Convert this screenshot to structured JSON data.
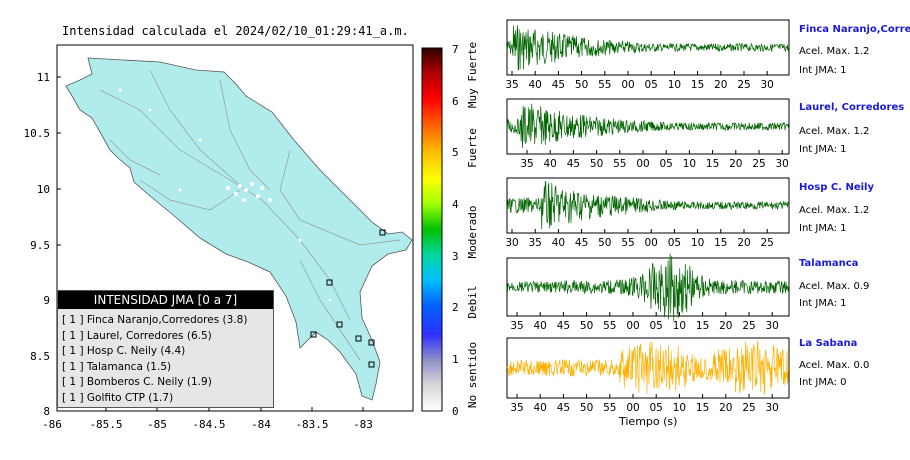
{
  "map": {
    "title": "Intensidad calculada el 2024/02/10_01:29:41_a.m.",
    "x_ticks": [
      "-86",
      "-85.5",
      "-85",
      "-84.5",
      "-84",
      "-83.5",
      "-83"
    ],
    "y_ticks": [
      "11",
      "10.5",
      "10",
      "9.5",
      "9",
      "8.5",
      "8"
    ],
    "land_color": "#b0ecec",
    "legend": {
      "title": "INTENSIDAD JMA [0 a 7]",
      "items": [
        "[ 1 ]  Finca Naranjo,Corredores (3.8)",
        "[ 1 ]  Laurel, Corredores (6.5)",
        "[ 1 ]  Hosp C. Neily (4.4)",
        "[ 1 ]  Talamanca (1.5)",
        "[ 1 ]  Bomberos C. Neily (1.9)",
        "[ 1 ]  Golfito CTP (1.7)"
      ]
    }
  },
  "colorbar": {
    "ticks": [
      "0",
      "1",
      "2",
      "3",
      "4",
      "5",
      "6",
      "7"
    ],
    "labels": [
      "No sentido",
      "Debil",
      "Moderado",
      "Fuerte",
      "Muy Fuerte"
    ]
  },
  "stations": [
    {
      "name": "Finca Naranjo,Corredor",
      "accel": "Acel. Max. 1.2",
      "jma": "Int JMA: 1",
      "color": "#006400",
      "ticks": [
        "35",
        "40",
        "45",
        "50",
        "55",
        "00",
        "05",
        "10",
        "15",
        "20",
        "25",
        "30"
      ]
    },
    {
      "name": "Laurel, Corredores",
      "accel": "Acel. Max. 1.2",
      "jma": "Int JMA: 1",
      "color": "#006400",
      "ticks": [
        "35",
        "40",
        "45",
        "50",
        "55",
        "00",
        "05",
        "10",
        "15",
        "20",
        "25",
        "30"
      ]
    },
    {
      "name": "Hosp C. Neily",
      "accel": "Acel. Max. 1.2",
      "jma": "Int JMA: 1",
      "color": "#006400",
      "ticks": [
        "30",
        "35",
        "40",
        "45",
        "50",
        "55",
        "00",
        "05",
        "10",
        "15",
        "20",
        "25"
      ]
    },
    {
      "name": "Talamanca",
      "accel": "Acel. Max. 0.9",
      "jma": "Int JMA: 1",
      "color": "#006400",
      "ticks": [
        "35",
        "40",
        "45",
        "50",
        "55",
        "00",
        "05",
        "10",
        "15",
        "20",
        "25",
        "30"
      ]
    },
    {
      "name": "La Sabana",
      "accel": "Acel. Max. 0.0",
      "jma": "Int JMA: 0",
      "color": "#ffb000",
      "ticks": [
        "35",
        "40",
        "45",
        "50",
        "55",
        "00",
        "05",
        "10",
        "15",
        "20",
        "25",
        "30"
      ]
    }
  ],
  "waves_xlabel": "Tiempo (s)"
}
════════════════════
**Work instructions**
Reproduce the full listing faithfully, but do not carry over any pictures.

**Correct result**
Convert this screenshot to structured JSON data.
{
  "map": {
    "title": "Intensidad calculada el 2024/02/10_01:29:41_a.m.",
    "x_ticks": [
      "-86",
      "-85.5",
      "-85",
      "-84.5",
      "-84",
      "-83.5",
      "-83"
    ],
    "y_ticks": [
      "11",
      "10.5",
      "10",
      "9.5",
      "9",
      "8.5",
      "8"
    ],
    "land_color": "#b0ecec",
    "legend": {
      "title": "INTENSIDAD JMA [0 a 7]",
      "items": [
        "[ 1 ]  Finca Naranjo,Corredores (3.8)",
        "[ 1 ]  Laurel, Corredores (6.5)",
        "[ 1 ]  Hosp C. Neily (4.4)",
        "[ 1 ]  Talamanca (1.5)",
        "[ 1 ]  Bomberos C. Neily (1.9)",
        "[ 1 ]  Golfito CTP (1.7)"
      ]
    }
  },
  "colorbar": {
    "ticks": [
      "0",
      "1",
      "2",
      "3",
      "4",
      "5",
      "6",
      "7"
    ],
    "labels": [
      "No sentido",
      "Debil",
      "Moderado",
      "Fuerte",
      "Muy Fuerte"
    ]
  },
  "stations": [
    {
      "name": "Finca Naranjo,Corredor",
      "accel": "Acel. Max. 1.2",
      "jma": "Int JMA: 1",
      "color": "#006400",
      "ticks": [
        "35",
        "40",
        "45",
        "50",
        "55",
        "00",
        "05",
        "10",
        "15",
        "20",
        "25",
        "30"
      ]
    },
    {
      "name": "Laurel, Corredores",
      "accel": "Acel. Max. 1.2",
      "jma": "Int JMA: 1",
      "color": "#006400",
      "ticks": [
        "35",
        "40",
        "45",
        "50",
        "55",
        "00",
        "05",
        "10",
        "15",
        "20",
        "25",
        "30"
      ]
    },
    {
      "name": "Hosp C. Neily",
      "accel": "Acel. Max. 1.2",
      "jma": "Int JMA: 1",
      "color": "#006400",
      "ticks": [
        "30",
        "35",
        "40",
        "45",
        "50",
        "55",
        "00",
        "05",
        "10",
        "15",
        "20",
        "25"
      ]
    },
    {
      "name": "Talamanca",
      "accel": "Acel. Max. 0.9",
      "jma": "Int JMA: 1",
      "color": "#006400",
      "ticks": [
        "35",
        "40",
        "45",
        "50",
        "55",
        "00",
        "05",
        "10",
        "15",
        "20",
        "25",
        "30"
      ]
    },
    {
      "name": "La Sabana",
      "accel": "Acel. Max. 0.0",
      "jma": "Int JMA: 0",
      "color": "#ffb000",
      "ticks": [
        "35",
        "40",
        "45",
        "50",
        "55",
        "00",
        "05",
        "10",
        "15",
        "20",
        "25",
        "30"
      ]
    }
  ],
  "waves_xlabel": "Tiempo (s)"
}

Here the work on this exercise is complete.